• **BRIEF**
Write out the data below exactly as given, without any of its pictures.

━━ EXCERPTED RECORDS

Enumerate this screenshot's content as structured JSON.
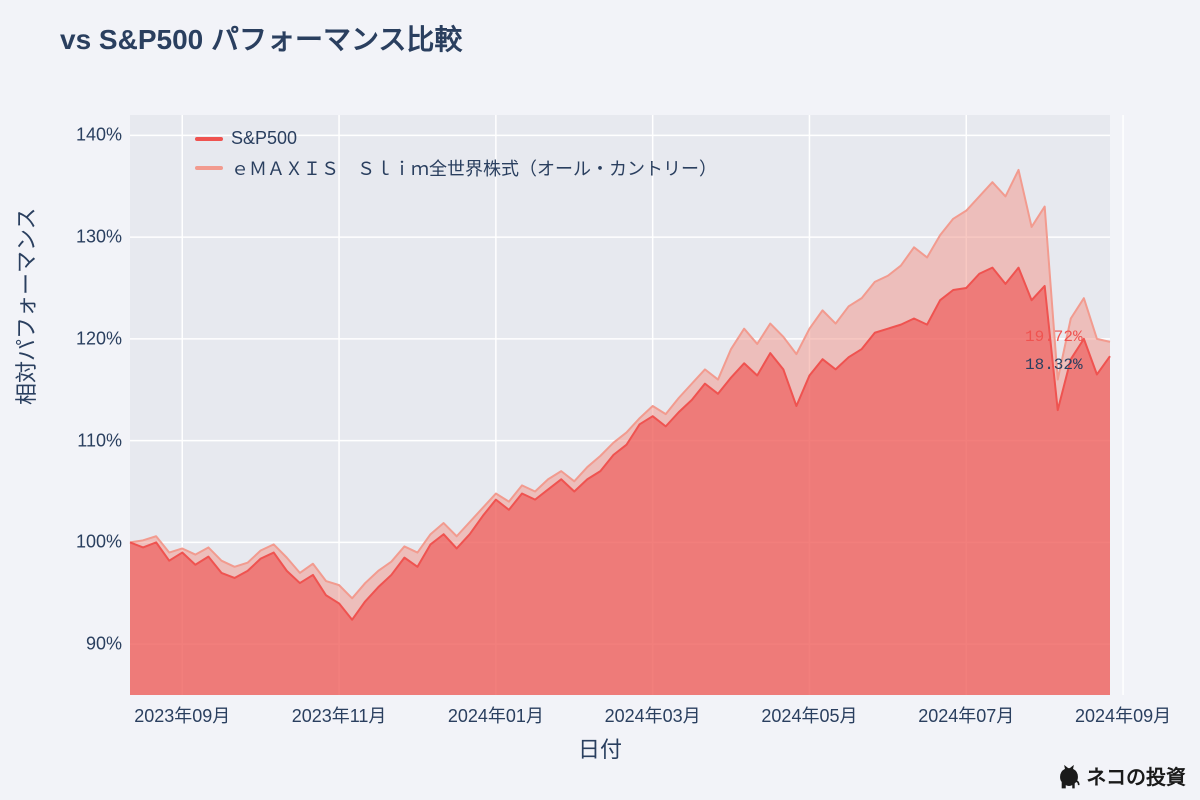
{
  "chart": {
    "type": "area",
    "title": "vs S&P500 パフォーマンス比較",
    "title_fontsize": 28,
    "title_color": "#2a3f5f",
    "background_color": "#f2f3f8",
    "plot_background_color": "#e7e9ef",
    "grid_color": "#ffffff",
    "axis_label_color": "#2a3f5f",
    "tick_fontsize": 18,
    "axis_title_fontsize": 22,
    "x_axis": {
      "title": "日付",
      "tick_labels": [
        "2023年09月",
        "2023年11月",
        "2024年01月",
        "2024年03月",
        "2024年05月",
        "2024年07月",
        "2024年09月"
      ],
      "tick_positions_idx": [
        4,
        16,
        28,
        40,
        52,
        64,
        76
      ]
    },
    "y_axis": {
      "title": "相対パフォーマンス",
      "min": 85,
      "max": 142,
      "ticks": [
        90,
        100,
        110,
        120,
        130,
        140
      ],
      "tick_labels": [
        "90%",
        "100%",
        "110%",
        "120%",
        "130%",
        "140%"
      ]
    },
    "legend": {
      "position": "top-left-inside",
      "items": [
        {
          "label": "S&P500",
          "color": "#ef5350",
          "fill_opacity": 0.62
        },
        {
          "label": "ｅＭＡＸＩＳ　Ｓｌｉｍ全世界株式（オール・カントリー）",
          "color": "#f29b8f",
          "fill_opacity": 0.55
        }
      ]
    },
    "end_labels": [
      {
        "text": "19.72%",
        "color": "#ef5350",
        "y_value": 119.7
      },
      {
        "text": "18.32%",
        "color": "#2a3f5f",
        "y_value": 118.3
      }
    ],
    "watermark": "ネコの投資",
    "series": [
      {
        "name": "eMAXIS Slim 全世界株式",
        "color_line": "#f29b8f",
        "color_fill": "#f29b8f",
        "fill_opacity": 0.55,
        "line_width": 2,
        "data": [
          100.0,
          100.2,
          100.6,
          99.0,
          99.4,
          98.8,
          99.5,
          98.2,
          97.6,
          98.0,
          99.2,
          99.8,
          98.5,
          97.0,
          97.9,
          96.2,
          95.8,
          94.5,
          96.0,
          97.2,
          98.1,
          99.6,
          99.0,
          100.8,
          101.9,
          100.6,
          102.0,
          103.4,
          104.8,
          104.0,
          105.6,
          105.0,
          106.2,
          107.0,
          106.0,
          107.4,
          108.5,
          109.8,
          110.8,
          112.2,
          113.4,
          112.6,
          114.2,
          115.6,
          117.0,
          116.0,
          119.0,
          121.0,
          119.5,
          121.5,
          120.2,
          118.5,
          121.0,
          122.8,
          121.5,
          123.2,
          124.0,
          125.6,
          126.2,
          127.2,
          129.0,
          128.0,
          130.2,
          131.8,
          132.6,
          134.0,
          135.4,
          134.0,
          136.6,
          131.0,
          133.0,
          116.0,
          122.0,
          124.0,
          120.0,
          119.7
        ]
      },
      {
        "name": "S&P500",
        "color_line": "#ef5350",
        "color_fill": "#ef5350",
        "fill_opacity": 0.62,
        "line_width": 2,
        "data": [
          100.0,
          99.5,
          100.0,
          98.2,
          99.0,
          97.8,
          98.6,
          97.0,
          96.5,
          97.2,
          98.4,
          99.0,
          97.2,
          96.0,
          96.8,
          94.8,
          94.0,
          92.4,
          94.2,
          95.6,
          96.8,
          98.5,
          97.6,
          99.8,
          100.8,
          99.4,
          100.8,
          102.6,
          104.2,
          103.2,
          104.8,
          104.2,
          105.2,
          106.2,
          105.0,
          106.2,
          107.0,
          108.6,
          109.6,
          111.6,
          112.4,
          111.4,
          112.8,
          114.0,
          115.6,
          114.6,
          116.2,
          117.6,
          116.4,
          118.6,
          117.0,
          113.4,
          116.4,
          118.0,
          117.0,
          118.2,
          119.0,
          120.6,
          121.0,
          121.4,
          122.0,
          121.4,
          123.8,
          124.8,
          125.0,
          126.4,
          127.0,
          125.4,
          127.0,
          123.8,
          125.2,
          113.0,
          118.0,
          120.0,
          116.5,
          118.3
        ]
      }
    ]
  }
}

━━━━

• **ANSWER TO THE TASK**
Enumerate this screenshot's content as structured JSON.
{
  "chart": {
    "type": "area",
    "title": "vs S&P500 パフォーマンス比較",
    "title_fontsize": 28,
    "title_color": "#2a3f5f",
    "background_color": "#f2f3f8",
    "plot_background_color": "#e7e9ef",
    "grid_color": "#ffffff",
    "axis_label_color": "#2a3f5f",
    "tick_fontsize": 18,
    "axis_title_fontsize": 22,
    "x_axis": {
      "title": "日付",
      "tick_labels": [
        "2023年09月",
        "2023年11月",
        "2024年01月",
        "2024年03月",
        "2024年05月",
        "2024年07月",
        "2024年09月"
      ],
      "tick_positions_idx": [
        4,
        16,
        28,
        40,
        52,
        64,
        76
      ]
    },
    "y_axis": {
      "title": "相対パフォーマンス",
      "min": 85,
      "max": 142,
      "ticks": [
        90,
        100,
        110,
        120,
        130,
        140
      ],
      "tick_labels": [
        "90%",
        "100%",
        "110%",
        "120%",
        "130%",
        "140%"
      ]
    },
    "legend": {
      "position": "top-left-inside",
      "items": [
        {
          "label": "S&P500",
          "color": "#ef5350",
          "fill_opacity": 0.62
        },
        {
          "label": "ｅＭＡＸＩＳ　Ｓｌｉｍ全世界株式（オール・カントリー）",
          "color": "#f29b8f",
          "fill_opacity": 0.55
        }
      ]
    },
    "end_labels": [
      {
        "text": "19.72%",
        "color": "#ef5350",
        "y_value": 119.7
      },
      {
        "text": "18.32%",
        "color": "#2a3f5f",
        "y_value": 118.3
      }
    ],
    "watermark": "ネコの投資",
    "series": [
      {
        "name": "eMAXIS Slim 全世界株式",
        "color_line": "#f29b8f",
        "color_fill": "#f29b8f",
        "fill_opacity": 0.55,
        "line_width": 2,
        "data": [
          100.0,
          100.2,
          100.6,
          99.0,
          99.4,
          98.8,
          99.5,
          98.2,
          97.6,
          98.0,
          99.2,
          99.8,
          98.5,
          97.0,
          97.9,
          96.2,
          95.8,
          94.5,
          96.0,
          97.2,
          98.1,
          99.6,
          99.0,
          100.8,
          101.9,
          100.6,
          102.0,
          103.4,
          104.8,
          104.0,
          105.6,
          105.0,
          106.2,
          107.0,
          106.0,
          107.4,
          108.5,
          109.8,
          110.8,
          112.2,
          113.4,
          112.6,
          114.2,
          115.6,
          117.0,
          116.0,
          119.0,
          121.0,
          119.5,
          121.5,
          120.2,
          118.5,
          121.0,
          122.8,
          121.5,
          123.2,
          124.0,
          125.6,
          126.2,
          127.2,
          129.0,
          128.0,
          130.2,
          131.8,
          132.6,
          134.0,
          135.4,
          134.0,
          136.6,
          131.0,
          133.0,
          116.0,
          122.0,
          124.0,
          120.0,
          119.7
        ]
      },
      {
        "name": "S&P500",
        "color_line": "#ef5350",
        "color_fill": "#ef5350",
        "fill_opacity": 0.62,
        "line_width": 2,
        "data": [
          100.0,
          99.5,
          100.0,
          98.2,
          99.0,
          97.8,
          98.6,
          97.0,
          96.5,
          97.2,
          98.4,
          99.0,
          97.2,
          96.0,
          96.8,
          94.8,
          94.0,
          92.4,
          94.2,
          95.6,
          96.8,
          98.5,
          97.6,
          99.8,
          100.8,
          99.4,
          100.8,
          102.6,
          104.2,
          103.2,
          104.8,
          104.2,
          105.2,
          106.2,
          105.0,
          106.2,
          107.0,
          108.6,
          109.6,
          111.6,
          112.4,
          111.4,
          112.8,
          114.0,
          115.6,
          114.6,
          116.2,
          117.6,
          116.4,
          118.6,
          117.0,
          113.4,
          116.4,
          118.0,
          117.0,
          118.2,
          119.0,
          120.6,
          121.0,
          121.4,
          122.0,
          121.4,
          123.8,
          124.8,
          125.0,
          126.4,
          127.0,
          125.4,
          127.0,
          123.8,
          125.2,
          113.0,
          118.0,
          120.0,
          116.5,
          118.3
        ]
      }
    ]
  }
}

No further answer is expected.